Exercise brief: Using the material that follows, identify and copy each line with the string "Forecast".

** Begin Listing **

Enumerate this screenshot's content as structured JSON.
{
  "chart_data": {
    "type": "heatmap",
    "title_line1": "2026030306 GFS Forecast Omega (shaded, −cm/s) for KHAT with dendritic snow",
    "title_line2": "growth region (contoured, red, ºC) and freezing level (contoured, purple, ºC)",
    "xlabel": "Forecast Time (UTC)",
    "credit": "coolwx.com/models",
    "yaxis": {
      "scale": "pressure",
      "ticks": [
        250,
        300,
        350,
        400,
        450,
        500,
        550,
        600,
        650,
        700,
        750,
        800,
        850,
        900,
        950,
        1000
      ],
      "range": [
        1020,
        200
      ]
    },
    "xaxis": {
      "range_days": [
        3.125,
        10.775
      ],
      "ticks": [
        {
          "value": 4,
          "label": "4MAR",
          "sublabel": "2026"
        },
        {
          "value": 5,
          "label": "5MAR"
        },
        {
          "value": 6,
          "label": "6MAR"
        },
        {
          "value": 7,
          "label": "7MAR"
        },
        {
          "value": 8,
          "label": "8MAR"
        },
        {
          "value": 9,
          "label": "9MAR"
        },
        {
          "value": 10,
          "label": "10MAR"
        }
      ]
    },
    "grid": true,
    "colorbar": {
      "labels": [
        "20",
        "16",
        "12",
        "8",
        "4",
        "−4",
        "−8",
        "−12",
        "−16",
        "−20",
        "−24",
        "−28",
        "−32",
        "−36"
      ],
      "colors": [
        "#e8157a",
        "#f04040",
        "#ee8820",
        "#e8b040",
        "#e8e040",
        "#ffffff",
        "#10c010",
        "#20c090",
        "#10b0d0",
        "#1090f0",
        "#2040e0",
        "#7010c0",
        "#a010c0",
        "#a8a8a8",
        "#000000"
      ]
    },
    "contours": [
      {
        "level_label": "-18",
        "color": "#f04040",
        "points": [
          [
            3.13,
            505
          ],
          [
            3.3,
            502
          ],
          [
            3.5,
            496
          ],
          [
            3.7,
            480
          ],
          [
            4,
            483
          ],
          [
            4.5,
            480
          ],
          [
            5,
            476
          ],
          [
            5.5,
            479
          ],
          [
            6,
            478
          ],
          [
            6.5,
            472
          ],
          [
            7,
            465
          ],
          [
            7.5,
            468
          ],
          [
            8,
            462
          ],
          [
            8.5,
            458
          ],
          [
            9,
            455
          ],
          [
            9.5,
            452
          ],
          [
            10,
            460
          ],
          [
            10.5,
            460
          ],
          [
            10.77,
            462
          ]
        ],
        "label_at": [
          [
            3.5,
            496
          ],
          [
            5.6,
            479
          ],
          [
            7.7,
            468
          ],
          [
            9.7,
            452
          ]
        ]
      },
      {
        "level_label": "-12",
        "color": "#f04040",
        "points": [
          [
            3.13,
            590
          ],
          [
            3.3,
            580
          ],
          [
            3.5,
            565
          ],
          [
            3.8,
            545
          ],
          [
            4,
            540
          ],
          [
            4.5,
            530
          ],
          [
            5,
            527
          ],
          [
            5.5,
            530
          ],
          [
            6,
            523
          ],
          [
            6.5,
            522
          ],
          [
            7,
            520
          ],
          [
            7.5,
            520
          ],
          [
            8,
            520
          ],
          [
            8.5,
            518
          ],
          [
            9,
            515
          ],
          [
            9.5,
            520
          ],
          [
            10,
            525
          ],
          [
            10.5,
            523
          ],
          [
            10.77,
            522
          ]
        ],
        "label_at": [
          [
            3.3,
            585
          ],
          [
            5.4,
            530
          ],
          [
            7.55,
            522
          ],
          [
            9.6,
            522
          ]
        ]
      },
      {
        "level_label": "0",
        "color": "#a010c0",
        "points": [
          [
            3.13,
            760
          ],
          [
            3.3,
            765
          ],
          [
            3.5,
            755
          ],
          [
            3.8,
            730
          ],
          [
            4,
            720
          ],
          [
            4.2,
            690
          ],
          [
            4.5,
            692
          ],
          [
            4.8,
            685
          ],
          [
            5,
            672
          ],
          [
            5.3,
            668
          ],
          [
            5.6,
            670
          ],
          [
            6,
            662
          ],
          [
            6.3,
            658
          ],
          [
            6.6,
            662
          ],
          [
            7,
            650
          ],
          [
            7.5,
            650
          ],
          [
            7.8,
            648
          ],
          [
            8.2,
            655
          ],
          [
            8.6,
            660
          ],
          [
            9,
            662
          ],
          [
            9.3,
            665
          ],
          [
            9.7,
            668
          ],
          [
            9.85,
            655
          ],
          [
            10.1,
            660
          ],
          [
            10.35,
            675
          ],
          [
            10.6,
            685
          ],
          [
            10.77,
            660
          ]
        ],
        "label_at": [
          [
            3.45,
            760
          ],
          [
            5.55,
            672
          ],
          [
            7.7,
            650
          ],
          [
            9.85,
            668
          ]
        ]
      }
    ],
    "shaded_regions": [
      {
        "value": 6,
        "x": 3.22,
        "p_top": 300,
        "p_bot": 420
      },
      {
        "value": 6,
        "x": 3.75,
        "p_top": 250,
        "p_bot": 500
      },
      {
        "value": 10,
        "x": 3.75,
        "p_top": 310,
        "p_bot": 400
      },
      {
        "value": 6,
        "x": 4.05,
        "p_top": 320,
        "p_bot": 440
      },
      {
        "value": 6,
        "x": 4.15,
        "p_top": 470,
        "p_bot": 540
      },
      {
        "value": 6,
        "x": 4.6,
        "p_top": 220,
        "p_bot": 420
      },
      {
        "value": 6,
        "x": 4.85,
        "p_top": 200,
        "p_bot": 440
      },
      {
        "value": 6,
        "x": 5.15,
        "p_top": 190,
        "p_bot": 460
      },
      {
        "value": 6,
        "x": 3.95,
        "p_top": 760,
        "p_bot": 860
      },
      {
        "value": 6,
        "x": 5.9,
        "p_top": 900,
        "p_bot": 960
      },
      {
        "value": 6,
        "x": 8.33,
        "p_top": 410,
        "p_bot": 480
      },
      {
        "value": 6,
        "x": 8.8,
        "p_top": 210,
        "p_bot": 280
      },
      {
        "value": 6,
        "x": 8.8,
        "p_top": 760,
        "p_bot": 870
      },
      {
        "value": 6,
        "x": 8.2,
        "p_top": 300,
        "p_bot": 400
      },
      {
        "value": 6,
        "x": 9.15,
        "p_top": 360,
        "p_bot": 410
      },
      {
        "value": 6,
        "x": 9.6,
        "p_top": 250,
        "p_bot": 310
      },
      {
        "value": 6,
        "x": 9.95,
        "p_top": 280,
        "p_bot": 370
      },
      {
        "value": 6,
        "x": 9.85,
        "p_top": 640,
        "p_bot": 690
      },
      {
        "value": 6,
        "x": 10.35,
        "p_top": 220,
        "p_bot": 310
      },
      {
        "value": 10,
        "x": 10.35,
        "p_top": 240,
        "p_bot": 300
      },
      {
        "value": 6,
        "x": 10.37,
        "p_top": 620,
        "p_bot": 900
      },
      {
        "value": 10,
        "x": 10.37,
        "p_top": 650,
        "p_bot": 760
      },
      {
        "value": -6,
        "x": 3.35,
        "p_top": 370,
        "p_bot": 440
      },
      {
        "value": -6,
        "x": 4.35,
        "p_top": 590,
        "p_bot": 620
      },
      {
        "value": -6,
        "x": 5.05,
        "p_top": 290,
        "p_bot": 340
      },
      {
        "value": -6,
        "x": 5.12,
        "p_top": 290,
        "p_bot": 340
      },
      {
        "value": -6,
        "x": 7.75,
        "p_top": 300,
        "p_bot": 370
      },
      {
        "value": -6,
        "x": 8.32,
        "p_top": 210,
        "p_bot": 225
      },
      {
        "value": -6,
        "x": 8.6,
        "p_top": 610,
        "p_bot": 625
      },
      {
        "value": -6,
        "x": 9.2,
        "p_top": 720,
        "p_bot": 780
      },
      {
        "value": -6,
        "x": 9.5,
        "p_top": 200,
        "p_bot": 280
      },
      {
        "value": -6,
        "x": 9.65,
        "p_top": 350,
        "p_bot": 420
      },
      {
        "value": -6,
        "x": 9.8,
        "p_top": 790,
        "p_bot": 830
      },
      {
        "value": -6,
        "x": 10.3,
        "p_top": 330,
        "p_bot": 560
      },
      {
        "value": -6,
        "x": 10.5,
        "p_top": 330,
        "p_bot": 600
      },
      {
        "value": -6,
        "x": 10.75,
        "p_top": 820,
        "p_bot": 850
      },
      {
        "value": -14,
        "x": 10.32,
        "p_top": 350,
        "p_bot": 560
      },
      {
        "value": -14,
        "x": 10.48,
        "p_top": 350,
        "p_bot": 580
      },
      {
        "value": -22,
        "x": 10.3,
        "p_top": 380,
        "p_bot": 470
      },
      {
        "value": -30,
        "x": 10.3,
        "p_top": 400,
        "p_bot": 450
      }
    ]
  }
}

** End Listing **

Correct output:
    "title_line1": "2026030306 GFS Forecast Omega (shaded, −cm/s) for KHAT with dendritic snow",
    "xlabel": "Forecast Time (UTC)",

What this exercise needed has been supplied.